** BEGIN Records shown **
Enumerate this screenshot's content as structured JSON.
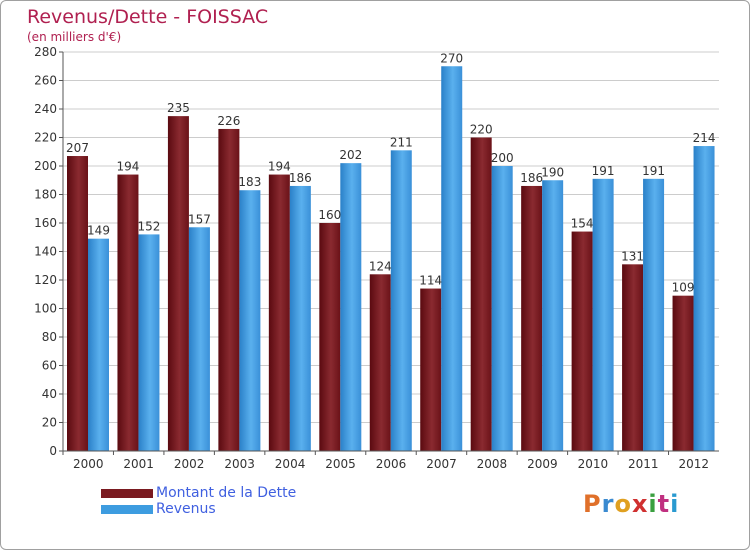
{
  "title": "Revenus/Dette - FOISSAC",
  "subtitle": "(en milliers d'€)",
  "logo": "Proxiti",
  "colors": {
    "dette": "#7a1a20",
    "revenus": "#3d9ce0",
    "title": "#b02050",
    "legend_text": "#4060e0"
  },
  "chart_data": {
    "type": "bar",
    "title": "Revenus/Dette - FOISSAC",
    "ylabel": "(en milliers d'€)",
    "xlabel": "",
    "ylim": [
      0,
      280
    ],
    "yticks": [
      0,
      20,
      40,
      60,
      80,
      100,
      120,
      140,
      160,
      180,
      200,
      220,
      240,
      260,
      280
    ],
    "grid": true,
    "legend_position": "bottom-left",
    "categories": [
      "2000",
      "2001",
      "2002",
      "2003",
      "2004",
      "2005",
      "2006",
      "2007",
      "2008",
      "2009",
      "2010",
      "2011",
      "2012"
    ],
    "series": [
      {
        "name": "Montant de la Dette",
        "color": "#7a1a20",
        "values": [
          207,
          194,
          235,
          226,
          194,
          160,
          124,
          114,
          220,
          186,
          154,
          131,
          109
        ]
      },
      {
        "name": "Revenus",
        "color": "#3d9ce0",
        "values": [
          149,
          152,
          157,
          183,
          186,
          202,
          211,
          270,
          200,
          190,
          191,
          191,
          214
        ]
      }
    ]
  }
}
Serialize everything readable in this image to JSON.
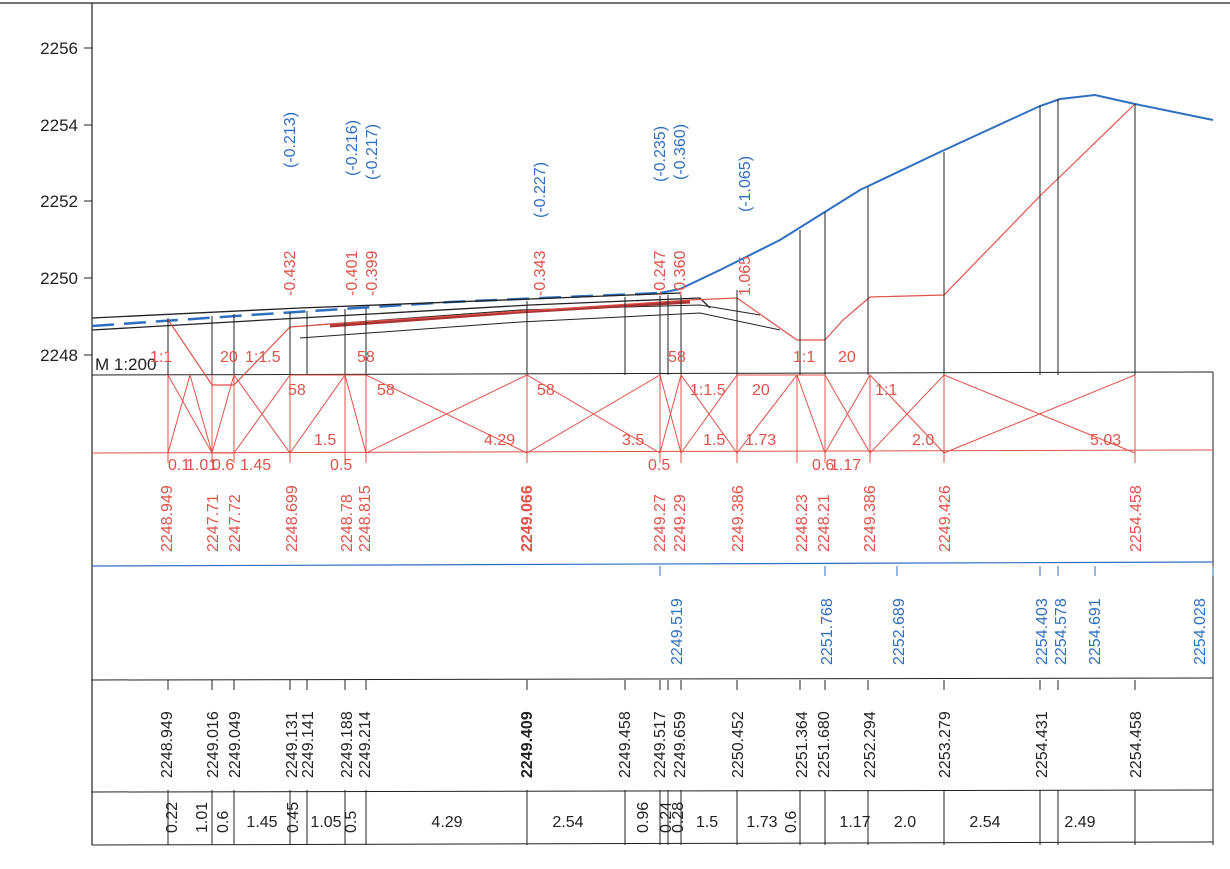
** END Records shown **
_The problem_:
Find every line in the records above that contains the word "this", and copy each one.

_Task output_:
Enumerate this screenshot's content as structured JSON.
Serialize everything readable in this image to JSON.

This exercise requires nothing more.